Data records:
————————
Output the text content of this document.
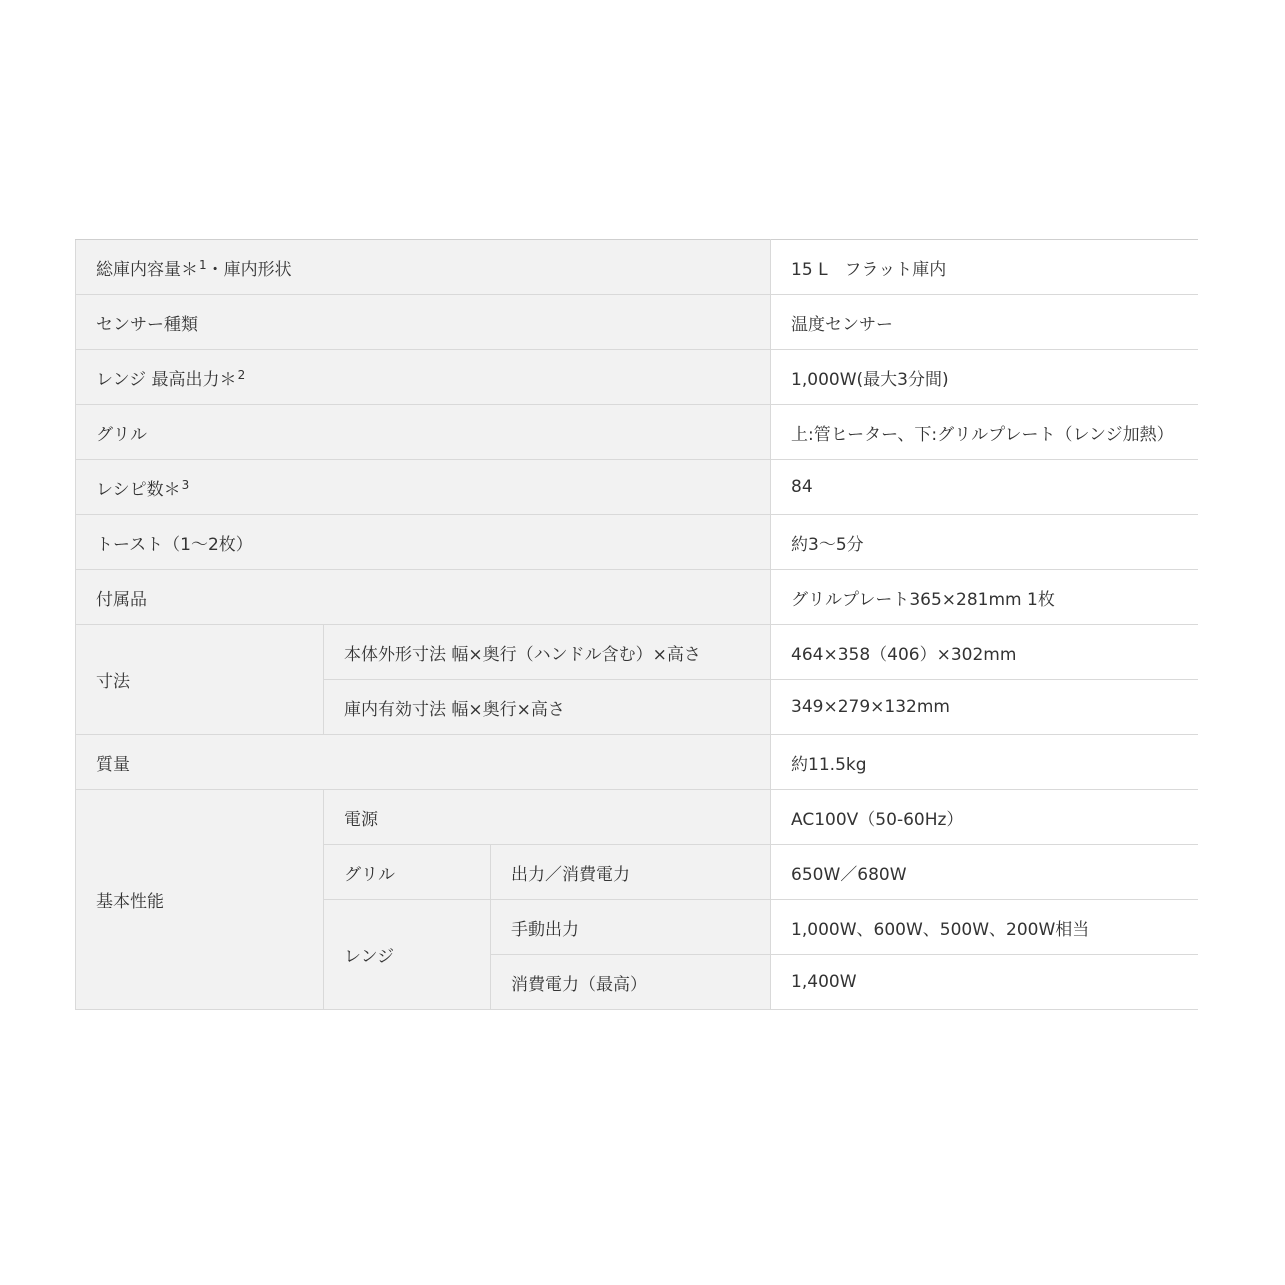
総庫内容量＊$^1$・庫内形状			15 L　フラット庫内
センサー種類			温度センサー
レンジ 最高出力＊$^2$			1,000W(最大3分間)
グリル			上:管ヒーター、下:グリルプレート（レンジ加熱）
レシピ数＊$^3$			84
トースト（1～2枚）			約3～5分
付属品			グリルプレート365×281mm 1枚
寸法	本体外形寸法 幅×奥行（ハンドル含む）×高さ		464×358（406）×302mm
	庫内有効寸法 幅×奥行×高さ		349×279×132mm
質量			約11.5kg
基本性能	電源		AC100V（50-60Hz）
	グリル	出力／消費電力	650W／680W
	レンジ	手動出力	1,000W、600W、500W、200W相当
		消費電力（最高）	1,400W
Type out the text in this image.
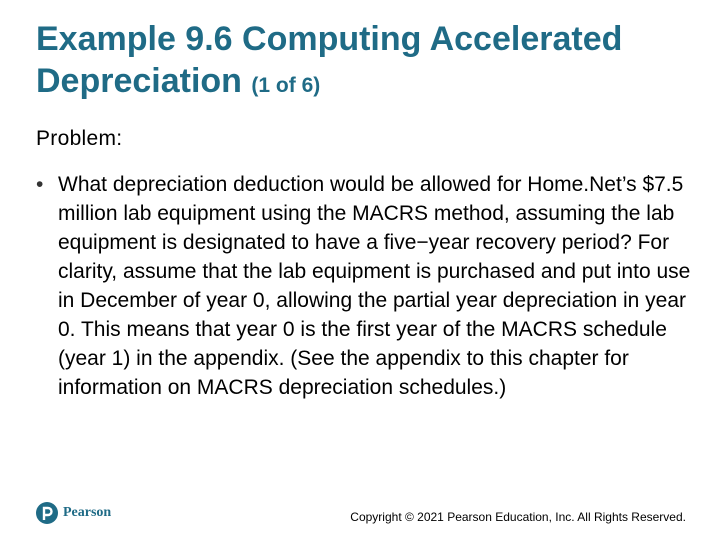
Example 9.6 Computing Accelerated Depreciation (1 of 6)
Problem:
• What depreciation deduction would be allowed for Home.Net’s $7.5 million lab equipment using the MACRS method, assuming the lab equipment is designated to have a five−year recovery period? For clarity, assume that the lab equipment is purchased and put into use in December of year 0, allowing the partial year depreciation in year 0. This means that year 0 is the first year of the MACRS schedule (year 1) in the appendix. (See the appendix to this chapter for information on MACRS depreciation schedules.)
Pearson	Copyright © 2021 Pearson Education, Inc. All Rights Reserved.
————————
EXERCISE TASK: Identify and list each line with the word "text".

EXPECTED OUTPUT:
Output the text content of this document.
Type out the text in this image.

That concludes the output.